• WHAT YOU NEED TO DO: Every record should be written out exactly, please.

• INPUT ROWS:
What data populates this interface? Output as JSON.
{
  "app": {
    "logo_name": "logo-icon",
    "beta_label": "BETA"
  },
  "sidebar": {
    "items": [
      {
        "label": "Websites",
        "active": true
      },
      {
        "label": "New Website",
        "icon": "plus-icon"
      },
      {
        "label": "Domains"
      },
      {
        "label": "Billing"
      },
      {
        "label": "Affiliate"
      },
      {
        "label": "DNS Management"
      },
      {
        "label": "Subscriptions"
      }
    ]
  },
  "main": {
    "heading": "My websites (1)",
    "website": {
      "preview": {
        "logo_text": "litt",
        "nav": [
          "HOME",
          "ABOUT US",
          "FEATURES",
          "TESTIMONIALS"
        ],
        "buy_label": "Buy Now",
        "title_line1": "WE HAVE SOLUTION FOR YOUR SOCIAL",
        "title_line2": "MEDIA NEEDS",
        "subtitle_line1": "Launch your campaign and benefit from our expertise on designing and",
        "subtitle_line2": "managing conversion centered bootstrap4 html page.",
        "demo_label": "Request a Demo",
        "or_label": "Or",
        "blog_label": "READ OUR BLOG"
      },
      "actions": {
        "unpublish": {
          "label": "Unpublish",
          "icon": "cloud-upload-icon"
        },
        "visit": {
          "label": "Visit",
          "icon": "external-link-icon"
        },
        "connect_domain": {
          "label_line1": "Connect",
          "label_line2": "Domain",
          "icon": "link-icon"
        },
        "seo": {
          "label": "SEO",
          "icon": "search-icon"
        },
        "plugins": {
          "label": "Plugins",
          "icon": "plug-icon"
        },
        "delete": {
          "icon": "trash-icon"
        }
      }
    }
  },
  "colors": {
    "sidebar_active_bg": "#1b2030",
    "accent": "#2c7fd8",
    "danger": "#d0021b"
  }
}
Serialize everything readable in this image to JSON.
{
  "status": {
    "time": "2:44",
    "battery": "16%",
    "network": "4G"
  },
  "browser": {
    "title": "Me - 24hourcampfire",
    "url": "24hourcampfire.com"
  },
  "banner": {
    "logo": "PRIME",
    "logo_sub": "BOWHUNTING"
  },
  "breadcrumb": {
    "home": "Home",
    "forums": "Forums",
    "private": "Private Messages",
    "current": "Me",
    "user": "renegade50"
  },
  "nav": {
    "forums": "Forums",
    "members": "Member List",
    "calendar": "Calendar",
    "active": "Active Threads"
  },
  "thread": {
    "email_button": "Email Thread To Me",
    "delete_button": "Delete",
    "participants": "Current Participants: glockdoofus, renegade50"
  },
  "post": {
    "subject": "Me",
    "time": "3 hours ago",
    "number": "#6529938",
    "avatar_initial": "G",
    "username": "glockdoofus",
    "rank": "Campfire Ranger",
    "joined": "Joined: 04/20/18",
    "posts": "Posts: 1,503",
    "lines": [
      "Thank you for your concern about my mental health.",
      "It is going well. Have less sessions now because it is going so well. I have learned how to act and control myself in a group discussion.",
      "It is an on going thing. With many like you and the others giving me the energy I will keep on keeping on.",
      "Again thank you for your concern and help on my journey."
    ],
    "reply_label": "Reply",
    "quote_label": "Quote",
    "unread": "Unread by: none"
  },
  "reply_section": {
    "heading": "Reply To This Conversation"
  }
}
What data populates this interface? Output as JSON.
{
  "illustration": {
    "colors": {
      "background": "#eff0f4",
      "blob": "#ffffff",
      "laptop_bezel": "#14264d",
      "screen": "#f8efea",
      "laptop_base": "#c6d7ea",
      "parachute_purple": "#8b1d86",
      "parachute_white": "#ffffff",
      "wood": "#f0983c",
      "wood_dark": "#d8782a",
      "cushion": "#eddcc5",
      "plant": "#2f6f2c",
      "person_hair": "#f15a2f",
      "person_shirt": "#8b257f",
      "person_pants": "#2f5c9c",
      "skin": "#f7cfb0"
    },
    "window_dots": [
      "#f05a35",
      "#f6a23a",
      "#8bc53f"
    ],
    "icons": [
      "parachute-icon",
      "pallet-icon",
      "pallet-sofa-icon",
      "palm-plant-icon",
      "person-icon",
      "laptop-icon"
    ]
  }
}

• ANSWER BELOW:
What data populates this interface? Output as JSON.
{
  "app": {
    "logo_name": "logo-icon",
    "beta_label": "BETA"
  },
  "sidebar": {
    "items": [
      {
        "label": "Websites",
        "active": true
      },
      {
        "label": "New Website",
        "icon": "plus-icon"
      },
      {
        "label": "Domains"
      },
      {
        "label": "Billing"
      },
      {
        "label": "Affiliate"
      },
      {
        "label": "DNS Management"
      },
      {
        "label": "Subscriptions"
      }
    ]
  },
  "main": {
    "heading": "My websites (1)",
    "website": {
      "preview": {
        "logo_text": "litt",
        "nav": [
          "HOME",
          "ABOUT US",
          "FEATURES",
          "TESTIMONIALS"
        ],
        "buy_label": "Buy Now",
        "title_line1": "WE HAVE SOLUTION FOR YOUR SOCIAL",
        "title_line2": "MEDIA NEEDS",
        "subtitle_line1": "Launch your campaign and benefit from our expertise on designing and",
        "subtitle_line2": "managing conversion centered bootstrap4 html page.",
        "demo_label": "Request a Demo",
        "or_label": "Or",
        "blog_label": "READ OUR BLOG"
      },
      "actions": {
        "unpublish": {
          "label": "Unpublish",
          "icon": "cloud-upload-icon"
        },
        "visit": {
          "label": "Visit",
          "icon": "external-link-icon"
        },
        "connect_domain": {
          "label_line1": "Connect",
          "label_line2": "Domain",
          "icon": "link-icon"
        },
        "seo": {
          "label": "SEO",
          "icon": "search-icon"
        },
        "plugins": {
          "label": "Plugins",
          "icon": "plug-icon"
        },
        "delete": {
          "icon": "trash-icon"
        }
      }
    }
  },
  "colors": {
    "sidebar_active_bg": "#1b2030",
    "accent": "#2c7fd8",
    "danger": "#d0021b"
  }
}
Serialize everything readable in this image to JSON.
{
  "status": {
    "time": "2:44",
    "battery": "16%",
    "network": "4G"
  },
  "browser": {
    "title": "Me - 24hourcampfire",
    "url": "24hourcampfire.com"
  },
  "banner": {
    "logo": "PRIME",
    "logo_sub": "BOWHUNTING"
  },
  "breadcrumb": {
    "home": "Home",
    "forums": "Forums",
    "private": "Private Messages",
    "current": "Me",
    "user": "renegade50"
  },
  "nav": {
    "forums": "Forums",
    "members": "Member List",
    "calendar": "Calendar",
    "active": "Active Threads"
  },
  "thread": {
    "email_button": "Email Thread To Me",
    "delete_button": "Delete",
    "participants": "Current Participants: glockdoofus, renegade50"
  },
  "post": {
    "subject": "Me",
    "time": "3 hours ago",
    "number": "#6529938",
    "avatar_initial": "G",
    "username": "glockdoofus",
    "rank": "Campfire Ranger",
    "joined": "Joined: 04/20/18",
    "posts": "Posts: 1,503",
    "lines": [
      "Thank you for your concern about my mental health.",
      "It is going well. Have less sessions now because it is going so well. I have learned how to act and control myself in a group discussion.",
      "It is an on going thing. With many like you and the others giving me the energy I will keep on keeping on.",
      "Again thank you for your concern and help on my journey."
    ],
    "reply_label": "Reply",
    "quote_label": "Quote",
    "unread": "Unread by: none"
  },
  "reply_section": {
    "heading": "Reply To This Conversation"
  }
}
What data populates this interface? Output as JSON.
{
  "illustration": {
    "colors": {
      "background": "#eff0f4",
      "blob": "#ffffff",
      "laptop_bezel": "#14264d",
      "screen": "#f8efea",
      "laptop_base": "#c6d7ea",
      "parachute_purple": "#8b1d86",
      "parachute_white": "#ffffff",
      "wood": "#f0983c",
      "wood_dark": "#d8782a",
      "cushion": "#eddcc5",
      "plant": "#2f6f2c",
      "person_hair": "#f15a2f",
      "person_shirt": "#8b257f",
      "person_pants": "#2f5c9c",
      "skin": "#f7cfb0"
    },
    "window_dots": [
      "#f05a35",
      "#f6a23a",
      "#8bc53f"
    ],
    "icons": [
      "parachute-icon",
      "pallet-icon",
      "pallet-sofa-icon",
      "palm-plant-icon",
      "person-icon",
      "laptop-icon"
    ]
  }
}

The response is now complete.